THE TASK: Copy every line of the data that contains the string "中继缺口".

Extracted data entries:
--- BEGIN ---
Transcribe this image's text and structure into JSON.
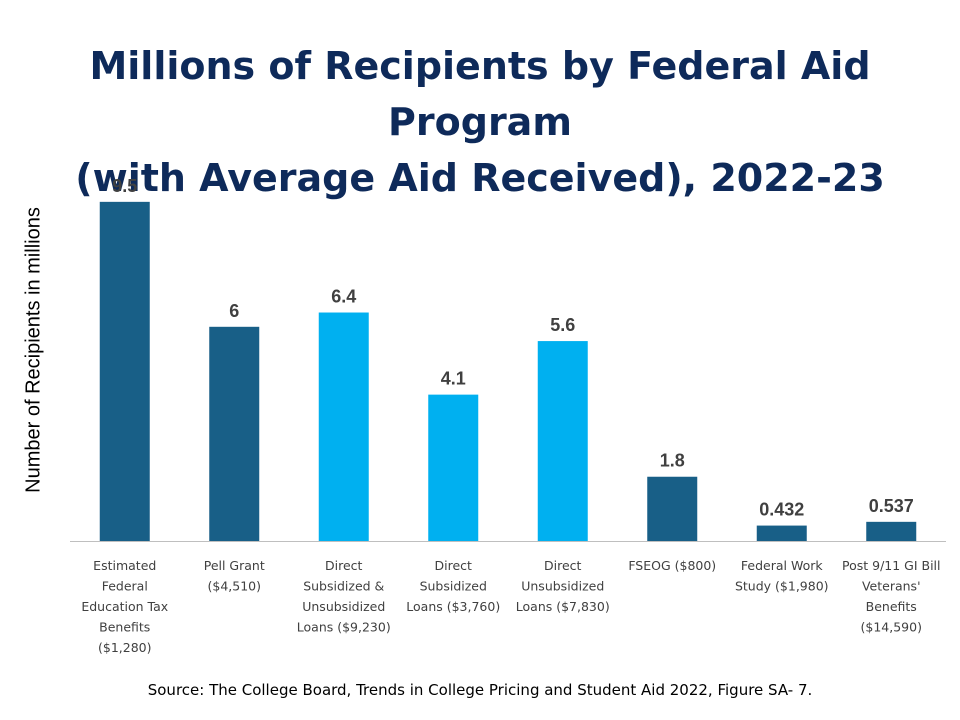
{
  "slide": {
    "title_line1": "Millions of Recipients by Federal Aid Program",
    "title_line2": "(with Average Aid Received), 2022-23",
    "source": "Source: The College Board, Trends in College Pricing and Student Aid 2022, Figure SA- 7."
  },
  "colors": {
    "title": "#0e2a5a",
    "bar_dark": "#185f87",
    "bar_light": "#00b0f0",
    "axis": "#bfbfbf",
    "value_label": "#404040",
    "category_label": "#404040"
  },
  "chart_data": {
    "type": "bar",
    "title": "Millions of Recipients by Federal Aid Program (with Average Aid Received), 2022-23",
    "xlabel": "",
    "ylabel": "Number of Recipients in millions",
    "ylim": [
      0,
      10
    ],
    "grid": false,
    "legend": "none",
    "categories": [
      [
        "Estimated",
        "Federal",
        "Education Tax",
        "Benefits",
        "($1,280)"
      ],
      [
        "Pell Grant",
        "($4,510)"
      ],
      [
        "Direct",
        "Subsidized &",
        "Unsubsidized",
        "Loans ($9,230)"
      ],
      [
        "Direct",
        "Subsidized",
        "Loans ($3,760)"
      ],
      [
        "Direct",
        "Unsubsidized",
        "Loans ($7,830)"
      ],
      [
        "FSEOG ($800)"
      ],
      [
        "Federal Work",
        "Study ($1,980)"
      ],
      [
        "Post 9/11 GI Bill",
        "Veterans'",
        "Benefits",
        "($14,590)"
      ]
    ],
    "values": [
      9.5,
      6,
      6.4,
      4.1,
      5.6,
      1.8,
      0.432,
      0.537
    ],
    "value_labels": [
      "9.5",
      "6",
      "6.4",
      "4.1",
      "5.6",
      "1.8",
      "0.432",
      "0.537"
    ],
    "bar_colors": [
      "#185f87",
      "#185f87",
      "#00b0f0",
      "#00b0f0",
      "#00b0f0",
      "#185f87",
      "#185f87",
      "#185f87"
    ]
  }
}
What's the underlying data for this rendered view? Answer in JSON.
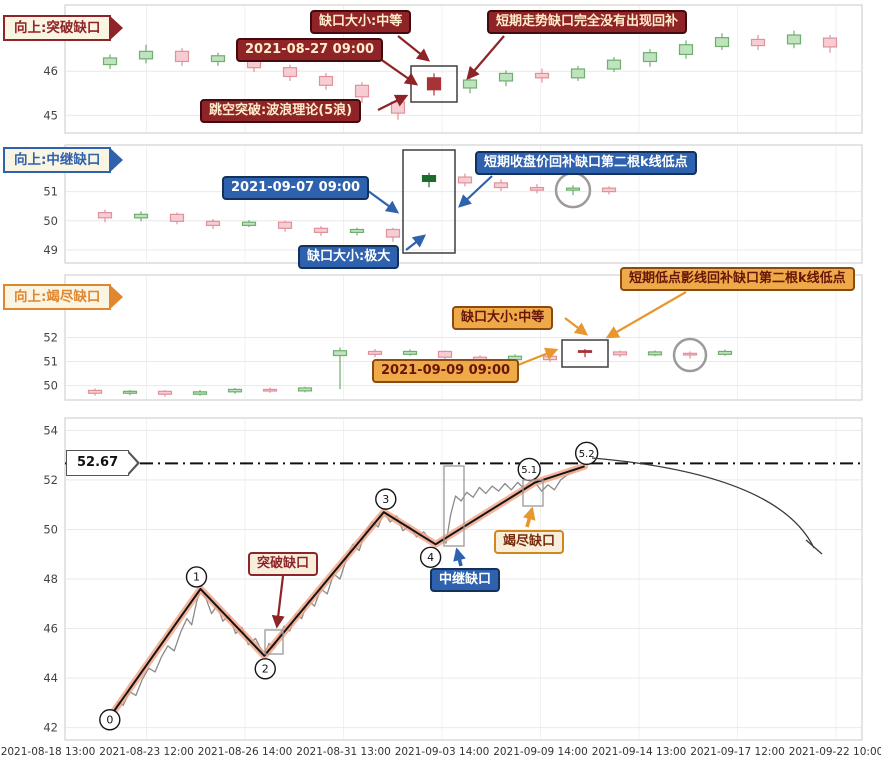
{
  "banners": [
    {
      "label": "向上:突破缺口",
      "color": "#8e2328"
    },
    {
      "label": "向上:中继缺口",
      "color": "#2f62ae"
    },
    {
      "label": "向上:竭尽缺口",
      "color": "#e0862d"
    }
  ],
  "annotations": {
    "breakout": {
      "gap_size": "缺口大小:中等",
      "no_fill": "短期走势缺口完全没有出现回补",
      "time": "2021-08-27 09:00",
      "wave_theory": "跳空突破:波浪理论(5浪)"
    },
    "continuation": {
      "time": "2021-09-07 09:00",
      "fill_rule": "短期收盘价回补缺口第二根k线低点",
      "gap_size": "缺口大小:极大"
    },
    "exhaustion": {
      "fill_rule": "短期低点影线回补缺口第二根k线低点",
      "gap_size": "缺口大小:中等",
      "time": "2021-09-09 09:00"
    },
    "wave": {
      "breakout_label": "突破缺口",
      "continuation_label": "中继缺口",
      "exhaustion_label": "竭尽缺口"
    }
  },
  "colors": {
    "up": "#6fae6f",
    "up_fill": "#bfe3bf",
    "down": "#e2909c",
    "down_fill": "#f6cdd3",
    "gap_up": "#1e6b2e",
    "gap_down": "#a93238",
    "accent_red": "#8e2328",
    "accent_blue": "#2f62ae",
    "accent_orange": "#e8962e",
    "wave_highlight": "#f2a284"
  },
  "chart_data": [
    {
      "id": "breakout-gap-panel",
      "type": "candlestick",
      "title": "向上:突破缺口",
      "ylim": [
        44.6,
        47.5
      ],
      "yticks": [
        45,
        46
      ],
      "gap_index": 9,
      "candles": [
        [
          46.15,
          46.38,
          46.05,
          46.3
        ],
        [
          46.28,
          46.6,
          46.18,
          46.45
        ],
        [
          46.45,
          46.52,
          46.12,
          46.22
        ],
        [
          46.22,
          46.42,
          46.12,
          46.35
        ],
        [
          46.35,
          46.4,
          45.98,
          46.08
        ],
        [
          46.08,
          46.15,
          45.78,
          45.88
        ],
        [
          45.88,
          45.96,
          45.58,
          45.68
        ],
        [
          45.68,
          45.75,
          45.28,
          45.42
        ],
        [
          45.3,
          45.35,
          44.9,
          45.05
        ],
        [
          45.85,
          45.95,
          45.45,
          45.58
        ],
        [
          45.62,
          45.88,
          45.5,
          45.8
        ],
        [
          45.78,
          46.02,
          45.66,
          45.95
        ],
        [
          45.95,
          46.06,
          45.74,
          45.85
        ],
        [
          45.85,
          46.12,
          45.78,
          46.05
        ],
        [
          46.05,
          46.32,
          45.98,
          46.25
        ],
        [
          46.22,
          46.5,
          46.1,
          46.42
        ],
        [
          46.38,
          46.7,
          46.28,
          46.6
        ],
        [
          46.56,
          46.86,
          46.48,
          46.76
        ],
        [
          46.72,
          46.82,
          46.48,
          46.58
        ],
        [
          46.62,
          46.92,
          46.52,
          46.82
        ],
        [
          46.75,
          46.82,
          46.42,
          46.55
        ]
      ]
    },
    {
      "id": "continuation-gap-panel",
      "type": "candlestick",
      "title": "向上:中继缺口",
      "ylim": [
        48.55,
        52.6
      ],
      "yticks": [
        49,
        50,
        51
      ],
      "gap_index": 9,
      "circled_index": 13,
      "candles": [
        [
          50.28,
          50.38,
          49.95,
          50.1
        ],
        [
          50.1,
          50.32,
          49.98,
          50.22
        ],
        [
          50.22,
          50.28,
          49.88,
          49.98
        ],
        [
          49.98,
          50.06,
          49.72,
          49.84
        ],
        [
          49.84,
          50.02,
          49.78,
          49.95
        ],
        [
          49.95,
          50.0,
          49.62,
          49.74
        ],
        [
          49.74,
          49.82,
          49.48,
          49.6
        ],
        [
          49.6,
          49.76,
          49.5,
          49.7
        ],
        [
          49.7,
          49.76,
          49.28,
          49.44
        ],
        [
          51.35,
          51.65,
          51.15,
          51.55
        ],
        [
          51.5,
          51.62,
          51.18,
          51.3
        ],
        [
          51.3,
          51.42,
          51.02,
          51.14
        ],
        [
          51.14,
          51.26,
          50.94,
          51.05
        ],
        [
          51.05,
          51.22,
          50.88,
          51.12
        ],
        [
          51.12,
          51.18,
          50.9,
          51.0
        ]
      ]
    },
    {
      "id": "exhaustion-gap-panel",
      "type": "candlestick",
      "title": "向上:竭尽缺口",
      "ylim": [
        49.4,
        54.6
      ],
      "yticks": [
        50,
        51,
        52
      ],
      "gap_index": 14,
      "circled_index": 17,
      "candles": [
        [
          49.8,
          49.88,
          49.58,
          49.68
        ],
        [
          49.68,
          49.82,
          49.6,
          49.76
        ],
        [
          49.76,
          49.82,
          49.54,
          49.64
        ],
        [
          49.64,
          49.82,
          49.58,
          49.74
        ],
        [
          49.74,
          49.9,
          49.66,
          49.84
        ],
        [
          49.84,
          49.92,
          49.7,
          49.78
        ],
        [
          49.78,
          49.95,
          49.72,
          49.9
        ],
        [
          51.25,
          51.58,
          49.85,
          51.45
        ],
        [
          51.42,
          51.52,
          51.18,
          51.3
        ],
        [
          51.3,
          51.5,
          51.24,
          51.42
        ],
        [
          51.42,
          51.46,
          51.08,
          51.18
        ],
        [
          51.18,
          51.26,
          50.98,
          51.08
        ],
        [
          51.08,
          51.3,
          51.02,
          51.22
        ],
        [
          51.22,
          51.26,
          50.98,
          51.08
        ],
        [
          51.45,
          51.52,
          51.18,
          51.44
        ],
        [
          51.4,
          51.46,
          51.18,
          51.28
        ],
        [
          51.28,
          51.46,
          51.22,
          51.4
        ],
        [
          51.34,
          51.42,
          51.12,
          51.3
        ],
        [
          51.3,
          51.5,
          51.24,
          51.42
        ]
      ]
    },
    {
      "id": "wave-analysis-panel",
      "type": "line",
      "ylim": [
        41.5,
        54.5
      ],
      "yticks": [
        42,
        44,
        46,
        48,
        50,
        52,
        54
      ],
      "xticks": [
        "2021-08-18 13:00",
        "2021-08-23 12:00",
        "2021-08-26 14:00",
        "2021-08-31 13:00",
        "2021-09-03 14:00",
        "2021-09-09 14:00",
        "2021-09-14 13:00",
        "2021-09-17 12:00",
        "2021-09-22 10:00"
      ],
      "hline": {
        "value": 52.67,
        "label": "52.67"
      },
      "wave_points": [
        {
          "label": "0",
          "x": 0.06,
          "value": 42.6
        },
        {
          "label": "1",
          "x": 0.17,
          "value": 47.6
        },
        {
          "label": "2",
          "x": 0.25,
          "value": 44.9
        },
        {
          "label": "3",
          "x": 0.4,
          "value": 50.7
        },
        {
          "label": "4",
          "x": 0.465,
          "value": 49.4
        },
        {
          "label": "5.1",
          "x": 0.59,
          "value": 51.9
        },
        {
          "label": "5.2",
          "x": 0.652,
          "value": 52.55
        }
      ],
      "price_line": [
        [
          0.06,
          42.6
        ],
        [
          0.067,
          43.05
        ],
        [
          0.073,
          42.9
        ],
        [
          0.081,
          43.45
        ],
        [
          0.089,
          43.3
        ],
        [
          0.097,
          43.95
        ],
        [
          0.105,
          44.4
        ],
        [
          0.113,
          44.25
        ],
        [
          0.121,
          44.85
        ],
        [
          0.129,
          45.3
        ],
        [
          0.137,
          45.1
        ],
        [
          0.145,
          45.85
        ],
        [
          0.153,
          46.4
        ],
        [
          0.159,
          46.15
        ],
        [
          0.165,
          47.05
        ],
        [
          0.17,
          47.6
        ],
        [
          0.177,
          47.2
        ],
        [
          0.184,
          46.6
        ],
        [
          0.191,
          46.95
        ],
        [
          0.198,
          46.3
        ],
        [
          0.206,
          46.55
        ],
        [
          0.214,
          45.8
        ],
        [
          0.222,
          46.05
        ],
        [
          0.23,
          45.35
        ],
        [
          0.239,
          45.6
        ],
        [
          0.25,
          44.9
        ],
        [
          0.256,
          45.4
        ],
        [
          0.262,
          45.2
        ],
        [
          0.268,
          45.65
        ],
        [
          0.275,
          46.1
        ],
        [
          0.282,
          45.9
        ],
        [
          0.29,
          46.6
        ],
        [
          0.297,
          46.4
        ],
        [
          0.305,
          47.15
        ],
        [
          0.313,
          46.9
        ],
        [
          0.321,
          47.6
        ],
        [
          0.329,
          47.4
        ],
        [
          0.337,
          48.2
        ],
        [
          0.345,
          48.0
        ],
        [
          0.353,
          48.8
        ],
        [
          0.361,
          49.4
        ],
        [
          0.369,
          49.15
        ],
        [
          0.377,
          49.9
        ],
        [
          0.385,
          50.3
        ],
        [
          0.393,
          50.1
        ],
        [
          0.4,
          50.7
        ],
        [
          0.408,
          50.3
        ],
        [
          0.416,
          50.55
        ],
        [
          0.424,
          49.95
        ],
        [
          0.432,
          50.15
        ],
        [
          0.441,
          49.7
        ],
        [
          0.45,
          49.9
        ],
        [
          0.458,
          49.55
        ],
        [
          0.465,
          49.4
        ],
        [
          0.472,
          49.6
        ],
        [
          0.478,
          49.45
        ],
        [
          0.484,
          50.6
        ],
        [
          0.49,
          51.35
        ],
        [
          0.497,
          51.15
        ],
        [
          0.504,
          51.5
        ],
        [
          0.512,
          51.3
        ],
        [
          0.52,
          51.7
        ],
        [
          0.528,
          51.45
        ],
        [
          0.536,
          51.75
        ],
        [
          0.544,
          51.55
        ],
        [
          0.552,
          51.85
        ],
        [
          0.56,
          51.6
        ],
        [
          0.568,
          51.9
        ],
        [
          0.576,
          51.65
        ],
        [
          0.584,
          51.95
        ],
        [
          0.59,
          51.9
        ],
        [
          0.598,
          51.55
        ],
        [
          0.606,
          51.8
        ],
        [
          0.614,
          51.6
        ],
        [
          0.622,
          52.0
        ],
        [
          0.63,
          52.2
        ],
        [
          0.638,
          52.35
        ],
        [
          0.645,
          52.45
        ],
        [
          0.652,
          52.55
        ]
      ]
    }
  ]
}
--- END ---
OUTPUT OF THE TASK:
      "label": "向上:中继缺口",
      "continuation_label": "中继缺口",
      "title": "向上:中继缺口",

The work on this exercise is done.